--- Begin SUPPLIED MATERIAL ---

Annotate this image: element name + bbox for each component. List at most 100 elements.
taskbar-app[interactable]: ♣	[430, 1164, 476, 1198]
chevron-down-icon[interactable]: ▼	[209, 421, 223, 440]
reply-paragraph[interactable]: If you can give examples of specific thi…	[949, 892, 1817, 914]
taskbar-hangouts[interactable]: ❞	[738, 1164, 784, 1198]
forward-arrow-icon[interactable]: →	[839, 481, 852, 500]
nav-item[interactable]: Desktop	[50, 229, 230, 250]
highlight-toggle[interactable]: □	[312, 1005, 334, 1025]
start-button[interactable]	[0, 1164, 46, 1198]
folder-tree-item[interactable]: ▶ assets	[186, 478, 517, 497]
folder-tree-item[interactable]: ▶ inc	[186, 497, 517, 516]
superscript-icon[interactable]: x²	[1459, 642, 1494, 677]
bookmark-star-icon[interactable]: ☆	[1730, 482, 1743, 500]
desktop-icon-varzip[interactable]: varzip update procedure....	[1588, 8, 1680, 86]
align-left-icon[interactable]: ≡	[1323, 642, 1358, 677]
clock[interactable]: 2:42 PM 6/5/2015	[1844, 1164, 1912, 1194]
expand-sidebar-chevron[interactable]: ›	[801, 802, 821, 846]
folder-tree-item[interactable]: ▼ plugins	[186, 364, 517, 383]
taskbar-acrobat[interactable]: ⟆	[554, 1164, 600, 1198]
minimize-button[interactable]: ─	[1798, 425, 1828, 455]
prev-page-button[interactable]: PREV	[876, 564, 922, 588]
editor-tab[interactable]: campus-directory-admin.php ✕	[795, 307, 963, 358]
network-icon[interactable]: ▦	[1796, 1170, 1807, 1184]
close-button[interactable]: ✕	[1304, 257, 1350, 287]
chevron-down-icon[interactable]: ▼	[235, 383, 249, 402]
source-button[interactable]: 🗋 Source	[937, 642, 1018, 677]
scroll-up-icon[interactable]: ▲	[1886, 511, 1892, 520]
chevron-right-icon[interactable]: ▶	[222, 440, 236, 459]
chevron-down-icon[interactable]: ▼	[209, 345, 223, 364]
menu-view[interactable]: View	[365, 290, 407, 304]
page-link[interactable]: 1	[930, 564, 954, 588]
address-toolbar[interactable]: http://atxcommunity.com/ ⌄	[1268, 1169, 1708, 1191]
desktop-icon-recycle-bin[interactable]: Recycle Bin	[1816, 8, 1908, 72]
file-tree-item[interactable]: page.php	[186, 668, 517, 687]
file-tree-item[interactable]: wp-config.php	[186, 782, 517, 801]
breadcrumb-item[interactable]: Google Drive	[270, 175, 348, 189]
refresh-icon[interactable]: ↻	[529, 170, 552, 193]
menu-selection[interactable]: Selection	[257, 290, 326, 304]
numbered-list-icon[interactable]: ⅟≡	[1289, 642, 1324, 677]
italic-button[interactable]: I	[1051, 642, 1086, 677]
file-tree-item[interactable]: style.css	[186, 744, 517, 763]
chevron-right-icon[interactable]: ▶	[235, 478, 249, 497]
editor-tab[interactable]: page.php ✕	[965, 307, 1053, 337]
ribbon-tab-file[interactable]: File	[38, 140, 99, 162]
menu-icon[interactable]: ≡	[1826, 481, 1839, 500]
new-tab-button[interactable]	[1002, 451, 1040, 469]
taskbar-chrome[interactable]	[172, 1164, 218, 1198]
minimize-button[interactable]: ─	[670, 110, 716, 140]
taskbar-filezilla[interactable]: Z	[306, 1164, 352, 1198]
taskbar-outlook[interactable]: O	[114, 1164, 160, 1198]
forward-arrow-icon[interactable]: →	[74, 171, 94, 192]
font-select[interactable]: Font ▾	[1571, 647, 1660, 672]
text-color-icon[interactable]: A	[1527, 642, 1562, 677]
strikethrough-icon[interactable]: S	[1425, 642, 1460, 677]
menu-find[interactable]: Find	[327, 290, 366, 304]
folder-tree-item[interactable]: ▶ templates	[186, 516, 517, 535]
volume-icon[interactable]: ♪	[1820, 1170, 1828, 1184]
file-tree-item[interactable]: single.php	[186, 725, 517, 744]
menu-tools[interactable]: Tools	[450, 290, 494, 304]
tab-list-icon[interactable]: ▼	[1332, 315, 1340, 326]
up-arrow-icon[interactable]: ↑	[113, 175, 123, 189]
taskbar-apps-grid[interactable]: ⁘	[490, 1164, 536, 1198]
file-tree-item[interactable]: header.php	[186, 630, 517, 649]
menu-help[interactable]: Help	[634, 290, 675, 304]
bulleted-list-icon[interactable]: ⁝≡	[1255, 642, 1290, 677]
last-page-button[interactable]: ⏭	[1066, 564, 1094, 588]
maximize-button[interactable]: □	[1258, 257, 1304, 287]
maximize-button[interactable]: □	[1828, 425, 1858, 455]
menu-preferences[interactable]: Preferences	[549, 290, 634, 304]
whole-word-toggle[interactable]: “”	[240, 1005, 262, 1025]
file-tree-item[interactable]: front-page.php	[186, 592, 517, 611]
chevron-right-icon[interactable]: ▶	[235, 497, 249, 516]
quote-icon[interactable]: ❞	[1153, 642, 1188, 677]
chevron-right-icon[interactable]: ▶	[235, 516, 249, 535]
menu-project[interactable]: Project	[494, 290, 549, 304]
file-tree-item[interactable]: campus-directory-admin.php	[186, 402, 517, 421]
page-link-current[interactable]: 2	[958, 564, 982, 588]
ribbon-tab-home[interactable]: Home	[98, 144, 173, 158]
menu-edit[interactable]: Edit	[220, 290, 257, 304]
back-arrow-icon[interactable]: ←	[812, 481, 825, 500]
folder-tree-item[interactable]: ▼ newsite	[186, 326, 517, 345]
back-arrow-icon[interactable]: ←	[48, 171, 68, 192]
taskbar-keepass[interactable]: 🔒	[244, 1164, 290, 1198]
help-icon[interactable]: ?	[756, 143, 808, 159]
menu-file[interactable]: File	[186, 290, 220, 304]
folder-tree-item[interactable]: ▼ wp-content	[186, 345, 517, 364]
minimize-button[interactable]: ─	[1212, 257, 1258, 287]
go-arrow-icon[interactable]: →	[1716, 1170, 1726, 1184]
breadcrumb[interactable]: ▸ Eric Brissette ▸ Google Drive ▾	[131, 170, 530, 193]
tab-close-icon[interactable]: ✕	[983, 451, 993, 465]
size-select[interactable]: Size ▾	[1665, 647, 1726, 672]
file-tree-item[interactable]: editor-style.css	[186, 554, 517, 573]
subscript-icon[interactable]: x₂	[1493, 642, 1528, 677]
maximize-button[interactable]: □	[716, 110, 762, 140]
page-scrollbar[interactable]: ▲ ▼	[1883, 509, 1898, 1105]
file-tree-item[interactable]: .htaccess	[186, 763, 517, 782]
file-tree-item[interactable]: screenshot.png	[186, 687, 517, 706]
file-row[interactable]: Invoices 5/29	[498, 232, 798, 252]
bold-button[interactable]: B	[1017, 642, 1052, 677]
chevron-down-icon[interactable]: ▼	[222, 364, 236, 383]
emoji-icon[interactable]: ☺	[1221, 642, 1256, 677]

--- End SUPPLIED MATERIAL ---

**STATED TASK**
Copy out all of the material above line for line, leaving every character unchanged.

**FINISHED ANSWER**
Annotate this image: element name + bbox for each component. List at most 100 elements.
taskbar-app[interactable]: ♣	[430, 1164, 476, 1198]
chevron-down-icon[interactable]: ▼	[209, 421, 223, 440]
reply-paragraph[interactable]: If you can give examples of specific thi…	[949, 892, 1817, 914]
taskbar-hangouts[interactable]: ❞	[738, 1164, 784, 1198]
forward-arrow-icon[interactable]: →	[839, 481, 852, 500]
nav-item[interactable]: Desktop	[50, 229, 230, 250]
highlight-toggle[interactable]: □	[312, 1005, 334, 1025]
start-button[interactable]	[0, 1164, 46, 1198]
folder-tree-item[interactable]: ▶ assets	[186, 478, 517, 497]
folder-tree-item[interactable]: ▶ inc	[186, 497, 517, 516]
superscript-icon[interactable]: x²	[1459, 642, 1494, 677]
bookmark-star-icon[interactable]: ☆	[1730, 482, 1743, 500]
desktop-icon-varzip[interactable]: varzip update procedure....	[1588, 8, 1680, 86]
align-left-icon[interactable]: ≡	[1323, 642, 1358, 677]
clock[interactable]: 2:42 PM 6/5/2015	[1844, 1164, 1912, 1194]
expand-sidebar-chevron[interactable]: ›	[801, 802, 821, 846]
folder-tree-item[interactable]: ▼ plugins	[186, 364, 517, 383]
taskbar-acrobat[interactable]: ⟆	[554, 1164, 600, 1198]
minimize-button[interactable]: ─	[1798, 425, 1828, 455]
prev-page-button[interactable]: PREV	[876, 564, 922, 588]
editor-tab[interactable]: campus-directory-admin.php ✕	[795, 307, 963, 358]
network-icon[interactable]: ▦	[1796, 1170, 1807, 1184]
close-button[interactable]: ✕	[1304, 257, 1350, 287]
chevron-down-icon[interactable]: ▼	[235, 383, 249, 402]
source-button[interactable]: 🗋 Source	[937, 642, 1018, 677]
scroll-up-icon[interactable]: ▲	[1886, 511, 1892, 520]
chevron-right-icon[interactable]: ▶	[222, 440, 236, 459]
chevron-down-icon[interactable]: ▼	[209, 345, 223, 364]
menu-view[interactable]: View	[365, 290, 407, 304]
page-link[interactable]: 1	[930, 564, 954, 588]
address-toolbar[interactable]: http://atxcommunity.com/ ⌄	[1268, 1169, 1708, 1191]
desktop-icon-recycle-bin[interactable]: Recycle Bin	[1816, 8, 1908, 72]
file-tree-item[interactable]: page.php	[186, 668, 517, 687]
file-tree-item[interactable]: wp-config.php	[186, 782, 517, 801]
breadcrumb-item[interactable]: Google Drive	[270, 175, 348, 189]
refresh-icon[interactable]: ↻	[529, 170, 552, 193]
menu-selection[interactable]: Selection	[257, 290, 326, 304]
numbered-list-icon[interactable]: ⅟≡	[1289, 642, 1324, 677]
italic-button[interactable]: I	[1051, 642, 1086, 677]
file-tree-item[interactable]: style.css	[186, 744, 517, 763]
chevron-right-icon[interactable]: ▶	[235, 478, 249, 497]
editor-tab[interactable]: page.php ✕	[965, 307, 1053, 337]
ribbon-tab-file[interactable]: File	[38, 140, 99, 162]
menu-icon[interactable]: ≡	[1826, 481, 1839, 500]
new-tab-button[interactable]	[1002, 451, 1040, 469]
taskbar-chrome[interactable]	[172, 1164, 218, 1198]
minimize-button[interactable]: ─	[670, 110, 716, 140]
taskbar-filezilla[interactable]: Z	[306, 1164, 352, 1198]
taskbar-outlook[interactable]: O	[114, 1164, 160, 1198]
forward-arrow-icon[interactable]: →	[74, 171, 94, 192]
font-select[interactable]: Font ▾	[1571, 647, 1660, 672]
text-color-icon[interactable]: A	[1527, 642, 1562, 677]
strikethrough-icon[interactable]: S	[1425, 642, 1460, 677]
menu-find[interactable]: Find	[327, 290, 366, 304]
folder-tree-item[interactable]: ▶ templates	[186, 516, 517, 535]
volume-icon[interactable]: ♪	[1820, 1170, 1828, 1184]
file-tree-item[interactable]: single.php	[186, 725, 517, 744]
menu-tools[interactable]: Tools	[450, 290, 494, 304]
tab-list-icon[interactable]: ▼	[1332, 315, 1340, 326]
up-arrow-icon[interactable]: ↑	[113, 175, 123, 189]
taskbar-apps-grid[interactable]: ⁘	[490, 1164, 536, 1198]
file-tree-item[interactable]: header.php	[186, 630, 517, 649]
menu-help[interactable]: Help	[634, 290, 675, 304]
bulleted-list-icon[interactable]: ⁝≡	[1255, 642, 1290, 677]
last-page-button[interactable]: ⏭	[1066, 564, 1094, 588]
maximize-button[interactable]: □	[1258, 257, 1304, 287]
maximize-button[interactable]: □	[1828, 425, 1858, 455]
menu-preferences[interactable]: Preferences	[549, 290, 634, 304]
whole-word-toggle[interactable]: “”	[240, 1005, 262, 1025]
file-tree-item[interactable]: front-page.php	[186, 592, 517, 611]
chevron-right-icon[interactable]: ▶	[235, 497, 249, 516]
quote-icon[interactable]: ❞	[1153, 642, 1188, 677]
chevron-right-icon[interactable]: ▶	[235, 516, 249, 535]
menu-project[interactable]: Project	[494, 290, 549, 304]
file-tree-item[interactable]: campus-directory-admin.php	[186, 402, 517, 421]
page-link-current[interactable]: 2	[958, 564, 982, 588]
ribbon-tab-home[interactable]: Home	[98, 144, 173, 158]
menu-edit[interactable]: Edit	[220, 290, 257, 304]
back-arrow-icon[interactable]: ←	[812, 481, 825, 500]
folder-tree-item[interactable]: ▼ newsite	[186, 326, 517, 345]
back-arrow-icon[interactable]: ←	[48, 171, 68, 192]
taskbar-keepass[interactable]: 🔒	[244, 1164, 290, 1198]
help-icon[interactable]: ?	[756, 143, 808, 159]
menu-file[interactable]: File	[186, 290, 220, 304]
folder-tree-item[interactable]: ▼ wp-content	[186, 345, 517, 364]
minimize-button[interactable]: ─	[1212, 257, 1258, 287]
go-arrow-icon[interactable]: →	[1716, 1170, 1726, 1184]
breadcrumb[interactable]: ▸ Eric Brissette ▸ Google Drive ▾	[131, 170, 530, 193]
tab-close-icon[interactable]: ✕	[983, 451, 993, 465]
size-select[interactable]: Size ▾	[1665, 647, 1726, 672]
file-tree-item[interactable]: editor-style.css	[186, 554, 517, 573]
subscript-icon[interactable]: x₂	[1493, 642, 1528, 677]
maximize-button[interactable]: □	[716, 110, 762, 140]
page-scrollbar[interactable]: ▲ ▼	[1883, 509, 1898, 1105]
file-tree-item[interactable]: .htaccess	[186, 763, 517, 782]
file-tree-item[interactable]: screenshot.png	[186, 687, 517, 706]
file-row[interactable]: Invoices 5/29	[498, 232, 798, 252]
bold-button[interactable]: B	[1017, 642, 1052, 677]
chevron-down-icon[interactable]: ▼	[222, 364, 236, 383]
emoji-icon[interactable]: ☺	[1221, 642, 1256, 677]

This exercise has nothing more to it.